Records contained in a dataset ▸
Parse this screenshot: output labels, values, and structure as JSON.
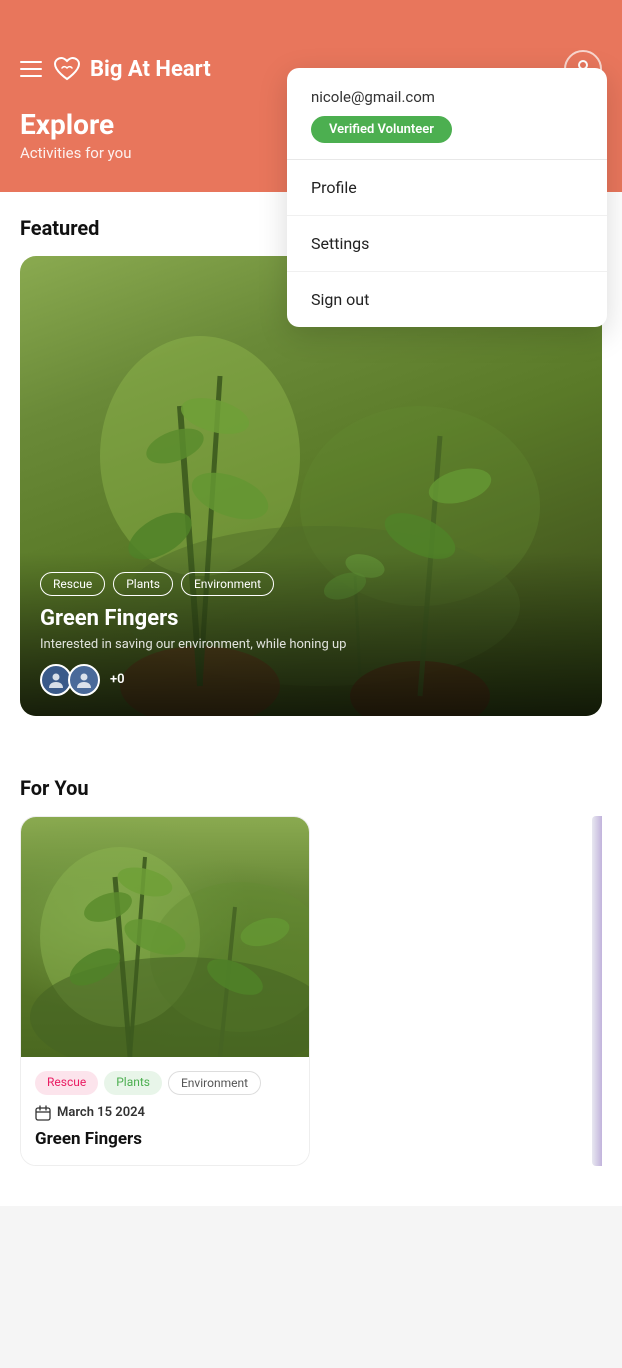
{
  "app": {
    "name": "Big At Heart",
    "logo_alt": "heart-logo"
  },
  "header": {
    "title": "Explore",
    "subtitle": "Activities for you"
  },
  "user": {
    "email": "nicole@gmail.com",
    "badge": "Verified Volunteer"
  },
  "dropdown": {
    "items": [
      {
        "id": "profile",
        "label": "Profile"
      },
      {
        "id": "settings",
        "label": "Settings"
      },
      {
        "id": "signout",
        "label": "Sign out"
      }
    ]
  },
  "featured": {
    "section_title": "Featured",
    "card": {
      "tags": [
        "Rescue",
        "Plants",
        "Environment"
      ],
      "title": "Green Fingers",
      "description": "Interested in saving our environment, while honing up",
      "participant_count": "+0"
    }
  },
  "for_you": {
    "section_title": "For You",
    "cards": [
      {
        "tags": [
          {
            "label": "Rescue",
            "type": "pink"
          },
          {
            "label": "Plants",
            "type": "green"
          },
          {
            "label": "Environment",
            "type": "light"
          }
        ],
        "date": "March 15 2024",
        "title": "Green Fingers"
      }
    ]
  }
}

WRITTEN INSTRUCTION ▸ Go through the entries above and pull out each line with "Fingers" in it.

ANSWER TO THIS PROBLEM ▸
      "title": "Green Fingers",
        "title": "Green Fingers"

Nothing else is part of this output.